▸ OBJECTIVE: Return the records, each one exactly as written.

======

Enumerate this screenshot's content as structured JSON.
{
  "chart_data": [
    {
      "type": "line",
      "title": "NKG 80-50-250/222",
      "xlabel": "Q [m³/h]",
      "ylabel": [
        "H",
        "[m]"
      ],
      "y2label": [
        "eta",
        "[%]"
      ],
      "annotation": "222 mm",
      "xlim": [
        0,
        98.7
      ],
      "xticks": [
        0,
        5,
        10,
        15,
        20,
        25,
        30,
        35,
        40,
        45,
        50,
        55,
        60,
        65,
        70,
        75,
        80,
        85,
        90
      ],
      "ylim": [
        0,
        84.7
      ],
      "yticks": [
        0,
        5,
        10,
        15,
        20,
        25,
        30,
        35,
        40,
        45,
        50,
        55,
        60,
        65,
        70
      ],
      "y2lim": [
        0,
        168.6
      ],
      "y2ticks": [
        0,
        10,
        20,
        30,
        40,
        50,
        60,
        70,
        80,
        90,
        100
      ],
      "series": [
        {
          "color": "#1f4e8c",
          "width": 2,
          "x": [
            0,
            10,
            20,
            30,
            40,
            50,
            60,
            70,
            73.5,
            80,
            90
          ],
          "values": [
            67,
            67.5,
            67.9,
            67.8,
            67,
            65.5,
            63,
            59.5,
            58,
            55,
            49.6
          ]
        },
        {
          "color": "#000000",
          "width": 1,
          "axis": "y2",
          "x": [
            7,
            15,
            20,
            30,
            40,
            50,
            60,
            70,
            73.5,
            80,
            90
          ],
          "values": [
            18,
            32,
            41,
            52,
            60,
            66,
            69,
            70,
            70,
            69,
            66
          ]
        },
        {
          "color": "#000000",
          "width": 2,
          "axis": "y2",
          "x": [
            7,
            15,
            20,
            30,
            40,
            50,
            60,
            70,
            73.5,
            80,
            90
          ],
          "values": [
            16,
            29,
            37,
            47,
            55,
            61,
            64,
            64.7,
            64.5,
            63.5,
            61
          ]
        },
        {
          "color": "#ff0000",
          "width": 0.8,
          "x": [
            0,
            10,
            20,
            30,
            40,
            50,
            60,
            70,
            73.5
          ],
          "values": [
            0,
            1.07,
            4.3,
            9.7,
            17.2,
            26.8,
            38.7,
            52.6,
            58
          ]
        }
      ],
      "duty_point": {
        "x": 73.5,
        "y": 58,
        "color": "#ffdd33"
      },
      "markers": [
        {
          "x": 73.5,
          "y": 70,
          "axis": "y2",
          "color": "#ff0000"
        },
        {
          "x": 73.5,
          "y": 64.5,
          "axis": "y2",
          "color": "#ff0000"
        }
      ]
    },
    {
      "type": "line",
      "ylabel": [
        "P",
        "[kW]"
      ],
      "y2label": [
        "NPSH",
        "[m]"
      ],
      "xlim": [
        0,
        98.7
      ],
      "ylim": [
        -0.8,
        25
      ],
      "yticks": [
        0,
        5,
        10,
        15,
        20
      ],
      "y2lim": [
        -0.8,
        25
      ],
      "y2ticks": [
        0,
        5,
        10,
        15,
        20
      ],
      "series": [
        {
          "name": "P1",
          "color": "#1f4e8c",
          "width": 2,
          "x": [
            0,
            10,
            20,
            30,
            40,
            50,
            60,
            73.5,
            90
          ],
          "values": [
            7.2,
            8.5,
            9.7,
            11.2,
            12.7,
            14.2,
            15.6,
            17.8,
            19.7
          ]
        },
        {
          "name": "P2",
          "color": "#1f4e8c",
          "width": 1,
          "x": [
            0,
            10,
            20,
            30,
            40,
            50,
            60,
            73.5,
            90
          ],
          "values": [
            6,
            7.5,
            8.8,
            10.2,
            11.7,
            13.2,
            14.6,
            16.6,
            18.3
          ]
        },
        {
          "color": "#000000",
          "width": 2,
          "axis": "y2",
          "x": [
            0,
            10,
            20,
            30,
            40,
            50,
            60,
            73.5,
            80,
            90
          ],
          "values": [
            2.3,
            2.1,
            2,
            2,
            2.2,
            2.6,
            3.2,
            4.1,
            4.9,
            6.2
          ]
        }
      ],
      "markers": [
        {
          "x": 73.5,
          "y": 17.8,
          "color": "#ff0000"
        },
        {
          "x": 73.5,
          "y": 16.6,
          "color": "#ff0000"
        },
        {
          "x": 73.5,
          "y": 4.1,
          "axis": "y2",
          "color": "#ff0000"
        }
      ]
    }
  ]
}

======

▸ THE REPLY:
Enumerate this screenshot's content as structured JSON.
{
  "chart_data": [
    {
      "type": "line",
      "title": "NKG 80-50-250/222",
      "xlabel": "Q [m³/h]",
      "ylabel": [
        "H",
        "[m]"
      ],
      "y2label": [
        "eta",
        "[%]"
      ],
      "annotation": "222 mm",
      "xlim": [
        0,
        98.7
      ],
      "xticks": [
        0,
        5,
        10,
        15,
        20,
        25,
        30,
        35,
        40,
        45,
        50,
        55,
        60,
        65,
        70,
        75,
        80,
        85,
        90
      ],
      "ylim": [
        0,
        84.7
      ],
      "yticks": [
        0,
        5,
        10,
        15,
        20,
        25,
        30,
        35,
        40,
        45,
        50,
        55,
        60,
        65,
        70
      ],
      "y2lim": [
        0,
        168.6
      ],
      "y2ticks": [
        0,
        10,
        20,
        30,
        40,
        50,
        60,
        70,
        80,
        90,
        100
      ],
      "series": [
        {
          "color": "#1f4e8c",
          "width": 2,
          "x": [
            0,
            10,
            20,
            30,
            40,
            50,
            60,
            70,
            73.5,
            80,
            90
          ],
          "values": [
            67,
            67.5,
            67.9,
            67.8,
            67,
            65.5,
            63,
            59.5,
            58,
            55,
            49.6
          ]
        },
        {
          "color": "#000000",
          "width": 1,
          "axis": "y2",
          "x": [
            7,
            15,
            20,
            30,
            40,
            50,
            60,
            70,
            73.5,
            80,
            90
          ],
          "values": [
            18,
            32,
            41,
            52,
            60,
            66,
            69,
            70,
            70,
            69,
            66
          ]
        },
        {
          "color": "#000000",
          "width": 2,
          "axis": "y2",
          "x": [
            7,
            15,
            20,
            30,
            40,
            50,
            60,
            70,
            73.5,
            80,
            90
          ],
          "values": [
            16,
            29,
            37,
            47,
            55,
            61,
            64,
            64.7,
            64.5,
            63.5,
            61
          ]
        },
        {
          "color": "#ff0000",
          "width": 0.8,
          "x": [
            0,
            10,
            20,
            30,
            40,
            50,
            60,
            70,
            73.5
          ],
          "values": [
            0,
            1.07,
            4.3,
            9.7,
            17.2,
            26.8,
            38.7,
            52.6,
            58
          ]
        }
      ],
      "duty_point": {
        "x": 73.5,
        "y": 58,
        "color": "#ffdd33"
      },
      "markers": [
        {
          "x": 73.5,
          "y": 70,
          "axis": "y2",
          "color": "#ff0000"
        },
        {
          "x": 73.5,
          "y": 64.5,
          "axis": "y2",
          "color": "#ff0000"
        }
      ]
    },
    {
      "type": "line",
      "ylabel": [
        "P",
        "[kW]"
      ],
      "y2label": [
        "NPSH",
        "[m]"
      ],
      "xlim": [
        0,
        98.7
      ],
      "ylim": [
        -0.8,
        25
      ],
      "yticks": [
        0,
        5,
        10,
        15,
        20
      ],
      "y2lim": [
        -0.8,
        25
      ],
      "y2ticks": [
        0,
        5,
        10,
        15,
        20
      ],
      "series": [
        {
          "name": "P1",
          "color": "#1f4e8c",
          "width": 2,
          "x": [
            0,
            10,
            20,
            30,
            40,
            50,
            60,
            73.5,
            90
          ],
          "values": [
            7.2,
            8.5,
            9.7,
            11.2,
            12.7,
            14.2,
            15.6,
            17.8,
            19.7
          ]
        },
        {
          "name": "P2",
          "color": "#1f4e8c",
          "width": 1,
          "x": [
            0,
            10,
            20,
            30,
            40,
            50,
            60,
            73.5,
            90
          ],
          "values": [
            6,
            7.5,
            8.8,
            10.2,
            11.7,
            13.2,
            14.6,
            16.6,
            18.3
          ]
        },
        {
          "color": "#000000",
          "width": 2,
          "axis": "y2",
          "x": [
            0,
            10,
            20,
            30,
            40,
            50,
            60,
            73.5,
            80,
            90
          ],
          "values": [
            2.3,
            2.1,
            2,
            2,
            2.2,
            2.6,
            3.2,
            4.1,
            4.9,
            6.2
          ]
        }
      ],
      "markers": [
        {
          "x": 73.5,
          "y": 17.8,
          "color": "#ff0000"
        },
        {
          "x": 73.5,
          "y": 16.6,
          "color": "#ff0000"
        },
        {
          "x": 73.5,
          "y": 4.1,
          "axis": "y2",
          "color": "#ff0000"
        }
      ]
    }
  ]
}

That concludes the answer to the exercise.